Work to complete: Copy out all lines that carry the word "regulation".

Extracts from a graphics dataset:
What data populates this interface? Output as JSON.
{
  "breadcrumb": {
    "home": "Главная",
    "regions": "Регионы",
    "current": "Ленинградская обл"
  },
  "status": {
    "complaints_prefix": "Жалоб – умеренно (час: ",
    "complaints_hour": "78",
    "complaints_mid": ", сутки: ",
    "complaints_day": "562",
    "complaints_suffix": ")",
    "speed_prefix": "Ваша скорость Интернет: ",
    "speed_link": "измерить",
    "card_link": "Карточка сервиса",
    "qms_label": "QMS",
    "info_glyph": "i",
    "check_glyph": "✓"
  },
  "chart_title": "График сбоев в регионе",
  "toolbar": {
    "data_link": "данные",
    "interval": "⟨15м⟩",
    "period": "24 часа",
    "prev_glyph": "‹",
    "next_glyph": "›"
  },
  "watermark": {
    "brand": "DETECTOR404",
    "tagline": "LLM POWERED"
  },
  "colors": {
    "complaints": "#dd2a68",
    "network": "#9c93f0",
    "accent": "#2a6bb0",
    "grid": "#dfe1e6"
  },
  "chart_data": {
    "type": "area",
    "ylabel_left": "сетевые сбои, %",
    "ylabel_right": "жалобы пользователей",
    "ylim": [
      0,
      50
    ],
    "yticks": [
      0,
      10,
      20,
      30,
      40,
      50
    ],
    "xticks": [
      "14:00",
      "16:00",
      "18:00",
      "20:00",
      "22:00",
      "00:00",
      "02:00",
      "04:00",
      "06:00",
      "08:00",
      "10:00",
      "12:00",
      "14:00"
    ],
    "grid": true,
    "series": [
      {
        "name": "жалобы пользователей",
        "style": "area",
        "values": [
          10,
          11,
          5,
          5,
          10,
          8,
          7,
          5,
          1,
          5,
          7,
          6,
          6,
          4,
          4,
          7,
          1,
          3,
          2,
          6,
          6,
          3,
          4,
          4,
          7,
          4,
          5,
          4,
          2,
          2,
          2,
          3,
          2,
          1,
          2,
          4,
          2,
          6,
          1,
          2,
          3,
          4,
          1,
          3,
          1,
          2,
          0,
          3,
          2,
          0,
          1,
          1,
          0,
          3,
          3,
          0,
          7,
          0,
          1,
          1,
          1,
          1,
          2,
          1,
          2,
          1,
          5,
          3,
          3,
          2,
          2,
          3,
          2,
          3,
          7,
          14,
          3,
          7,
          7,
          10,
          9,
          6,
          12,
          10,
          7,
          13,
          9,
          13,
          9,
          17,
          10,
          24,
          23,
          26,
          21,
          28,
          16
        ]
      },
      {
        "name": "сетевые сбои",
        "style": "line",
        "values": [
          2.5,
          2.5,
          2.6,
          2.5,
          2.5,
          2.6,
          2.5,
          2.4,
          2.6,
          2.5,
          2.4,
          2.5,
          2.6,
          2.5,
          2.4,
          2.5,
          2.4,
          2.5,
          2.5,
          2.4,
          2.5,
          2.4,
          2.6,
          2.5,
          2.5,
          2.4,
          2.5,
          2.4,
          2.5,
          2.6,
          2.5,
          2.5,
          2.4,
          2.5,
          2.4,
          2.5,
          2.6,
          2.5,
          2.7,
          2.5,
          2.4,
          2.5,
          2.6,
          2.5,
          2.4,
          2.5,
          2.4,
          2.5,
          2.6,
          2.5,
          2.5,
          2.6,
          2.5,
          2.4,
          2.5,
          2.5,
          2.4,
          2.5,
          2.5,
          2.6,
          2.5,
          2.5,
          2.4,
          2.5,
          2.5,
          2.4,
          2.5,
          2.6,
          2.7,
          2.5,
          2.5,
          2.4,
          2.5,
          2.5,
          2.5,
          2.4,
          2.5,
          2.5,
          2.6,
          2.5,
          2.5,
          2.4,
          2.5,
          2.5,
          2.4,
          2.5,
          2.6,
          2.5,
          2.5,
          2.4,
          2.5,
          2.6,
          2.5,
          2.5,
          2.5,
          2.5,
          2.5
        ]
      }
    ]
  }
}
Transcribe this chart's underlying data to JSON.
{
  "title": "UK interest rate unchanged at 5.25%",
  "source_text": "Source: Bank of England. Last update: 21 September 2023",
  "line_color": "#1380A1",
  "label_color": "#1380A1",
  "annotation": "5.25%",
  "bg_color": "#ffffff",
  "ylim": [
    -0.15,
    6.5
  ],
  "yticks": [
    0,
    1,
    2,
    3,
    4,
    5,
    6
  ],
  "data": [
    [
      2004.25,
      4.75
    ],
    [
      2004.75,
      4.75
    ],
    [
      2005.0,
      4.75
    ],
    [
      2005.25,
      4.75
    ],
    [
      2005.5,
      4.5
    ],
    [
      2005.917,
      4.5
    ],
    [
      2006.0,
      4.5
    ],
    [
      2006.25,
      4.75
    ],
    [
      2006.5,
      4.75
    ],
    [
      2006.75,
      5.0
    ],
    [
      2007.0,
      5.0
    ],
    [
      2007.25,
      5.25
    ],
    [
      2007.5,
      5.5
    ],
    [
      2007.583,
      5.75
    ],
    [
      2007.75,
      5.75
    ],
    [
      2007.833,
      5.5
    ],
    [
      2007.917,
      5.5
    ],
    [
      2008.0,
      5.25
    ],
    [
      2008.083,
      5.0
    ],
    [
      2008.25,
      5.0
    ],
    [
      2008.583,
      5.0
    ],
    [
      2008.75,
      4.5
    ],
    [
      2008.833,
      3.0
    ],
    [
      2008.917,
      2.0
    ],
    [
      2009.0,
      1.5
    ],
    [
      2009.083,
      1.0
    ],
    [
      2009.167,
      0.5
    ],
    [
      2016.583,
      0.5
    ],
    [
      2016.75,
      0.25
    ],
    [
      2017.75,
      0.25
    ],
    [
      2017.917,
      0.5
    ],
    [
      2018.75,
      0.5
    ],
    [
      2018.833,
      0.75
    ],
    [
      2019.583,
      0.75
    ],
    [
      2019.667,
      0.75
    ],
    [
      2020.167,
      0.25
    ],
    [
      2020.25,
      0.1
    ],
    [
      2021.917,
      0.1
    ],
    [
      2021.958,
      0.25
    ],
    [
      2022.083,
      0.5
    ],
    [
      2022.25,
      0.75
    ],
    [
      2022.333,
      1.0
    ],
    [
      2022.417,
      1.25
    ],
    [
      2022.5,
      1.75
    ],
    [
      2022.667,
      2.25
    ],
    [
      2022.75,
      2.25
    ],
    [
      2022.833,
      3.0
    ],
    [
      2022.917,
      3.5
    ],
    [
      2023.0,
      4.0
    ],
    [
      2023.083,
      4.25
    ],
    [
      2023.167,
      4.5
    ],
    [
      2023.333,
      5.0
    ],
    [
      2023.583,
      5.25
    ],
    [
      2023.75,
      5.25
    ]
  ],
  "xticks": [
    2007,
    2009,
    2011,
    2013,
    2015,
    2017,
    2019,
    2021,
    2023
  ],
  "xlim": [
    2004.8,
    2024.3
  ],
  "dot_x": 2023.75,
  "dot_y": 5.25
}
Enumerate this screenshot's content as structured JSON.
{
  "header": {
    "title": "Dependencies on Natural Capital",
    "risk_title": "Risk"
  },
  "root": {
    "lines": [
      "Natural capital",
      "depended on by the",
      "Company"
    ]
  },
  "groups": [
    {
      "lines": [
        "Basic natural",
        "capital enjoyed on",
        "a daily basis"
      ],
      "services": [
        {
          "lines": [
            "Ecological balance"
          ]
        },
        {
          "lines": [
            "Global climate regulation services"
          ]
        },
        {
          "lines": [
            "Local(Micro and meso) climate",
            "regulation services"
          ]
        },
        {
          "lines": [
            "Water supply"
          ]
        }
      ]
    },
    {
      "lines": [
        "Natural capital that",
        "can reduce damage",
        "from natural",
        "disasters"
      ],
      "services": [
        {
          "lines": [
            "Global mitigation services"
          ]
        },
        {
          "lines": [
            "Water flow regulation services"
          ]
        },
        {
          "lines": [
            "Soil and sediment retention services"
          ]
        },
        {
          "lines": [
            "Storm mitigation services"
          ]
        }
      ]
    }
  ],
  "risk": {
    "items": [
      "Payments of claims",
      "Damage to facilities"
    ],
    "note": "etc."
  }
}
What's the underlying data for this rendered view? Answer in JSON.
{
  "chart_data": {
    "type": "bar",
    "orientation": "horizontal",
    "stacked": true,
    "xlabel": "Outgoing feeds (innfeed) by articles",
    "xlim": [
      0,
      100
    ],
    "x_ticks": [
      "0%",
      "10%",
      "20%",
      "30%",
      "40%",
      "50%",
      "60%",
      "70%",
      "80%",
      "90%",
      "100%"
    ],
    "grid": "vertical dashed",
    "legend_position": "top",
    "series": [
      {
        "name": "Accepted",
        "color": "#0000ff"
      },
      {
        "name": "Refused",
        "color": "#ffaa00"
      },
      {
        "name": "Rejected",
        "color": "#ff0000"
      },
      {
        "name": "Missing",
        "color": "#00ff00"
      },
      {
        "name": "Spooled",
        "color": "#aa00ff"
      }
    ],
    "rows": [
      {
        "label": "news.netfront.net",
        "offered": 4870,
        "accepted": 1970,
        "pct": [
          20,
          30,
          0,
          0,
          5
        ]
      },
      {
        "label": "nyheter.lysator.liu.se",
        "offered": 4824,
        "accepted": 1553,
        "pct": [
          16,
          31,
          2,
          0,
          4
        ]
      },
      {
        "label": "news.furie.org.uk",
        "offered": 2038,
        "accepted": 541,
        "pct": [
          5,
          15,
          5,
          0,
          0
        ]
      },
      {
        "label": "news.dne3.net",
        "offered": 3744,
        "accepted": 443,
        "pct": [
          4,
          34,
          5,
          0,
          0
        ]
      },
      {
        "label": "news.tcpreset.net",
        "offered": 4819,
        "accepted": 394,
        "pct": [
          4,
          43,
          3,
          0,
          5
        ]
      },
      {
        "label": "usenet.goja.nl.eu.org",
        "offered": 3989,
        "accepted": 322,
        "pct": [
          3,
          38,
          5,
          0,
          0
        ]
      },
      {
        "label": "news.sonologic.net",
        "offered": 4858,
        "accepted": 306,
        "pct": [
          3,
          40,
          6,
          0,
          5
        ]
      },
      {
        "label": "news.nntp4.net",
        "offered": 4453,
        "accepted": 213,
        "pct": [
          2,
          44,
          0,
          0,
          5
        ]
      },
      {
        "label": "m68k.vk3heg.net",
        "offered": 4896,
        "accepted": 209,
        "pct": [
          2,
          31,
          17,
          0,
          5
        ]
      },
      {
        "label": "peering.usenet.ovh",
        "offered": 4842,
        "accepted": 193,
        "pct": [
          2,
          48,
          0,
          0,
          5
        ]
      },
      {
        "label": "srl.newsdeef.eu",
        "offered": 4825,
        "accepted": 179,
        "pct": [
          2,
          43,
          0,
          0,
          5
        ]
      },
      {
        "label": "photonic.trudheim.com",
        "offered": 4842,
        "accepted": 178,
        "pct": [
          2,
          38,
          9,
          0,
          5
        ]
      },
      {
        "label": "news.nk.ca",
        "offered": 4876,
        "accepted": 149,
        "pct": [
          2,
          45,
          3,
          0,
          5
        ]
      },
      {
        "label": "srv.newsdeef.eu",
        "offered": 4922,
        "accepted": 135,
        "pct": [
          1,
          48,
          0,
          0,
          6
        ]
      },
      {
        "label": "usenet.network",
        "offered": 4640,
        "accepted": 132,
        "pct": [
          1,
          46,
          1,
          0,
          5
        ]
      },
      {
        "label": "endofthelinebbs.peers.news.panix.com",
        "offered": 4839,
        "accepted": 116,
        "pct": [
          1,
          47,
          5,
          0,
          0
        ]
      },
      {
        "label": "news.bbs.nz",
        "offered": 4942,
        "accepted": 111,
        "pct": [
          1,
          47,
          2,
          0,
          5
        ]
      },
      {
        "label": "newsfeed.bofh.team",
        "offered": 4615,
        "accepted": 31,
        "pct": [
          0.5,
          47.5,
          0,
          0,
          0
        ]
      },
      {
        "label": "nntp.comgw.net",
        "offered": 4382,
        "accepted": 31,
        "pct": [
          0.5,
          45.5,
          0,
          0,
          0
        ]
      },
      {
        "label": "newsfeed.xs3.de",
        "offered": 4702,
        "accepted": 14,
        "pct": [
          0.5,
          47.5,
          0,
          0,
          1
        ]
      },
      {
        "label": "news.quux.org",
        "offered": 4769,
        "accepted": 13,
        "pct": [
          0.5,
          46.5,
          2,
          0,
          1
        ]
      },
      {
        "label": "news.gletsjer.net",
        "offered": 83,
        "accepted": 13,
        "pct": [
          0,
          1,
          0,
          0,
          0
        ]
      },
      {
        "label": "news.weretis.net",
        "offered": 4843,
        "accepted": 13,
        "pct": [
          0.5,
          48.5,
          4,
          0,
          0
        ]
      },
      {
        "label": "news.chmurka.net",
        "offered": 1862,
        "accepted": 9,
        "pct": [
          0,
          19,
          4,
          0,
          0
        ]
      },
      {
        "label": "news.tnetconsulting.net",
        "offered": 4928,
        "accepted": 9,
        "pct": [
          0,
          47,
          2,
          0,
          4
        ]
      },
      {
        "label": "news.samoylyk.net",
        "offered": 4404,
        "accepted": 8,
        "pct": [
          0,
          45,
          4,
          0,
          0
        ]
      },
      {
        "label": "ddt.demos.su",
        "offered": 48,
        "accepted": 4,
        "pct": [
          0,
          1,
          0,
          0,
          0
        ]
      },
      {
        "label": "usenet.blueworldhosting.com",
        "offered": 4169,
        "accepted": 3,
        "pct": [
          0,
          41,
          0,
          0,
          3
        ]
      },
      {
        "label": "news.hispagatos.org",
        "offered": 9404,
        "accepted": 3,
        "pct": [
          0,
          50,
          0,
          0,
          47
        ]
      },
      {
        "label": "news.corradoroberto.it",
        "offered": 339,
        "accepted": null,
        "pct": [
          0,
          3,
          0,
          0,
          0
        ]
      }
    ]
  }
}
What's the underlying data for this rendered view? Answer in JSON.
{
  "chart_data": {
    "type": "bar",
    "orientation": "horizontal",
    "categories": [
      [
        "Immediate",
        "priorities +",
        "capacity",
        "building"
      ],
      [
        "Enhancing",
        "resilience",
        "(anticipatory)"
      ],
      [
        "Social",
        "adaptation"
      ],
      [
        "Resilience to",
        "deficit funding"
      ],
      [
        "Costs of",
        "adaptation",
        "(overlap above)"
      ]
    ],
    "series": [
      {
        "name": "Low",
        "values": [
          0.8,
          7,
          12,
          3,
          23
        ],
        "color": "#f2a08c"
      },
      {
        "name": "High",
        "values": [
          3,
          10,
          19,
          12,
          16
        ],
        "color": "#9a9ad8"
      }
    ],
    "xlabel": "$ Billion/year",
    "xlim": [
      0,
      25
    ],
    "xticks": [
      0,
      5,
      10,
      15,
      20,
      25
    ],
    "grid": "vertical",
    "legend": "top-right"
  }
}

Final result:
            "Global climate regulation services"
            "regulation services"
            "Water flow regulation services"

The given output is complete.